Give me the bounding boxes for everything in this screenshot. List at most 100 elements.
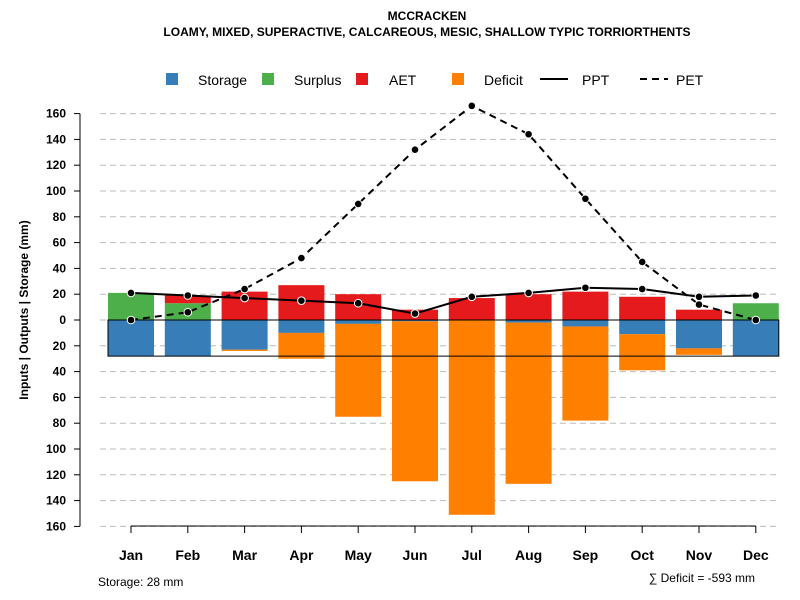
pet-point xyxy=(694,300,704,309)
storage-bar xyxy=(278,320,325,333)
x-tick-label: Dec xyxy=(743,547,769,563)
y-tick-label: 120 xyxy=(46,468,66,482)
storage-bar xyxy=(619,320,666,335)
chart-subtitle: LOAMY, MIXED, SUPERACTIVE, CALCAREOUS, M… xyxy=(163,25,690,39)
ppt-point xyxy=(524,288,533,298)
pet-line xyxy=(130,104,757,321)
deficit-bar xyxy=(505,322,552,484)
chart-title: MCCRACKEN xyxy=(388,9,467,23)
ppt-point xyxy=(126,288,136,298)
storage-bar xyxy=(732,320,779,357)
bars xyxy=(108,285,779,515)
legend-label: Storage xyxy=(198,72,247,88)
aet-bar xyxy=(505,294,552,320)
ppt-point xyxy=(353,298,363,308)
ppt-point xyxy=(410,309,420,318)
pet-point xyxy=(751,315,761,325)
x-tick-label: Jul xyxy=(462,547,482,563)
y-tick-label: 80 xyxy=(53,210,67,224)
ppt-point xyxy=(297,296,306,305)
y-tick-label: 140 xyxy=(46,132,66,146)
axes: 160 140 120 100 80 60 40 20 0 20 40 60 80 100 120 140 16… xyxy=(46,107,769,563)
pet-point xyxy=(353,199,363,209)
storage-capacity-box xyxy=(107,319,780,357)
deficit-bar xyxy=(619,334,666,371)
y-tick-label: 160 xyxy=(46,107,66,121)
ppt-point xyxy=(581,283,590,293)
deficit-bar xyxy=(448,320,495,515)
legend-label: PET xyxy=(676,72,704,88)
storage-bar xyxy=(562,320,609,327)
aet-bar xyxy=(562,291,609,320)
y-tick-label: 0 xyxy=(59,313,66,327)
legend: Storage Surplus AET Deficit PPT PET xyxy=(166,72,704,88)
ppt-point xyxy=(467,292,477,302)
storage-bar xyxy=(676,320,722,349)
deficit-bar xyxy=(335,323,382,417)
aet-bar xyxy=(619,296,666,320)
y-tick-label: 160 xyxy=(46,519,66,533)
y-tick-label: 20 xyxy=(53,287,67,301)
storage-footnote: Storage: 28 mm xyxy=(98,575,183,589)
surplus-bar xyxy=(732,303,779,320)
ppt-point xyxy=(751,291,761,300)
storage-bar xyxy=(392,320,438,322)
pet-point xyxy=(240,284,249,294)
pet-point xyxy=(467,101,477,111)
legend-label: AET xyxy=(389,72,417,88)
pet-point xyxy=(581,194,590,204)
ppt-point xyxy=(637,284,647,294)
pet-point xyxy=(637,257,647,267)
y-tick-label: 80 xyxy=(53,416,67,430)
y-tick-label: 40 xyxy=(53,365,67,379)
pet-point xyxy=(183,307,193,317)
pet-point xyxy=(410,145,420,155)
x-tick-label: Aug xyxy=(515,547,542,563)
legend-label: Deficit xyxy=(484,72,523,88)
storage-bar xyxy=(164,320,211,357)
ppt-point xyxy=(240,293,249,303)
aet-bar xyxy=(448,298,495,320)
x-tick-label: Jan xyxy=(119,547,143,563)
deficit-bar xyxy=(562,326,609,421)
deficit-bar xyxy=(278,332,325,359)
y-tick-label: 100 xyxy=(46,442,66,456)
legend-swatch xyxy=(166,73,178,85)
deficit-bar xyxy=(676,348,722,355)
aet-bar xyxy=(676,309,722,320)
y-tick-label: 60 xyxy=(53,236,67,250)
x-tick-label: Nov xyxy=(686,547,713,563)
y-tick-label: 100 xyxy=(46,184,66,198)
x-tick-label: Mar xyxy=(232,547,257,563)
y-tick-label: 60 xyxy=(53,390,67,404)
x-tick-label: Jun xyxy=(403,547,428,563)
x-tick-label: Sep xyxy=(573,547,599,563)
lines xyxy=(107,101,780,357)
deficit-footnote: ∑ Deficit = -593 mm xyxy=(649,571,755,585)
pet-point xyxy=(126,315,136,325)
y-tick-label: 20 xyxy=(53,339,67,353)
legend-label: PPT xyxy=(582,72,610,88)
ppt-point xyxy=(183,291,193,300)
storage-bar xyxy=(108,320,154,357)
legend-label: Surplus xyxy=(294,72,341,88)
legend-swatch xyxy=(262,73,274,85)
ppt-line xyxy=(130,286,756,315)
legend-swatch xyxy=(452,73,464,85)
y-tick-label: 40 xyxy=(53,261,67,275)
surplus-bar xyxy=(108,292,154,320)
y-tick-label: 140 xyxy=(46,494,66,508)
ppt-point xyxy=(694,292,704,302)
x-tick-label: Apr xyxy=(289,547,314,563)
storage-bar xyxy=(335,320,382,324)
legend-swatch xyxy=(356,73,368,85)
deficit-bar xyxy=(221,349,268,351)
storage-bar xyxy=(221,320,268,350)
x-tick-label: Oct xyxy=(631,547,655,563)
deficit-bar xyxy=(392,321,438,482)
x-tick-label: May xyxy=(345,547,372,563)
storage-bar xyxy=(505,320,552,323)
pet-point xyxy=(524,129,533,139)
y-tick-label: 120 xyxy=(46,158,66,172)
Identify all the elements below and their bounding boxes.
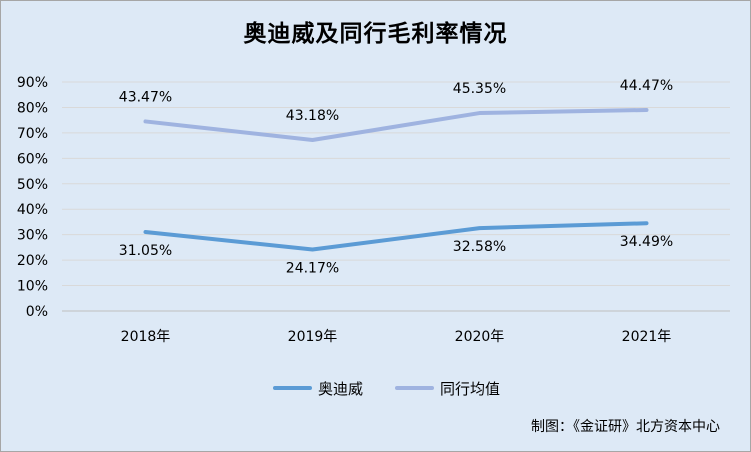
y-tick-label: 50%	[17, 177, 48, 193]
data-labels: 31.05% 24.17% 32.58% 34.49% 43.47% 43.18% 45.3…	[119, 78, 673, 277]
x-tick-label: 2019年	[288, 329, 338, 345]
series-line-2	[143, 107, 649, 143]
series-line-1	[143, 221, 649, 252]
data-label: 44.47%	[620, 78, 673, 94]
y-tick-label: 60%	[17, 151, 48, 167]
y-tick-label: 10%	[17, 279, 48, 295]
legend-label: 同行均值	[440, 380, 500, 398]
data-label: 34.49%	[620, 234, 673, 250]
y-tick-label: 20%	[17, 253, 48, 269]
x-tick-label: 2021年	[622, 329, 672, 345]
x-tick-label: 2020年	[455, 329, 505, 345]
y-axis-ticks: 0% 10% 20% 30% 40% 50% 60% 70% 80% 90%	[17, 75, 48, 320]
y-tick-label: 70%	[17, 126, 48, 142]
gridlines	[62, 81, 730, 312]
data-label: 32.58%	[453, 239, 506, 255]
legend-label: 奥迪威	[318, 380, 363, 398]
credit-text: 制图：《金证研》北方资本中心	[531, 419, 720, 435]
data-label: 43.47%	[119, 89, 172, 105]
y-tick-label: 0%	[26, 304, 48, 320]
data-label: 43.18%	[286, 108, 339, 124]
y-tick-label: 90%	[17, 75, 48, 91]
x-tick-label: 2018年	[121, 329, 171, 345]
y-tick-label: 40%	[17, 202, 48, 218]
data-label: 45.35%	[453, 81, 506, 97]
x-axis-ticks: 2018年 2019年 2020年 2021年	[121, 329, 672, 345]
y-tick-label: 30%	[17, 228, 48, 244]
data-label: 31.05%	[119, 243, 172, 259]
legend: 奥迪威 同行均值	[273, 380, 500, 398]
y-tick-label: 80%	[17, 100, 48, 116]
series-lines	[143, 107, 649, 252]
chart-title: 奥迪威及同行毛利率情况	[243, 21, 508, 47]
data-label: 24.17%	[286, 261, 339, 277]
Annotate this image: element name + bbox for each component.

:::

• **Task description**:
Which lines of the records, starting with the line containing "pet-point xyxy=(694,300,704,309)" and running through the line containing "legend-label: Storage xyxy=(198,72,247,88)", can you transcribe exactly?

• **Problem solution**:
pet-point xyxy=(694,300,704,309)
storage-bar xyxy=(278,320,325,333)
x-tick-label: Dec xyxy=(743,547,769,563)
y-tick-label: 120 xyxy=(46,468,66,482)
storage-bar xyxy=(619,320,666,335)
chart-subtitle: LOAMY, MIXED, SUPERACTIVE, CALCAREOUS, M… xyxy=(163,25,690,39)
ppt-point xyxy=(524,288,533,298)
pet-line xyxy=(130,104,757,321)
deficit-bar xyxy=(505,322,552,484)
chart-title: MCCRACKEN xyxy=(388,9,467,23)
ppt-point xyxy=(126,288,136,298)
storage-bar xyxy=(732,320,779,357)
bars xyxy=(108,285,779,515)
legend-label: Storage xyxy=(198,72,247,88)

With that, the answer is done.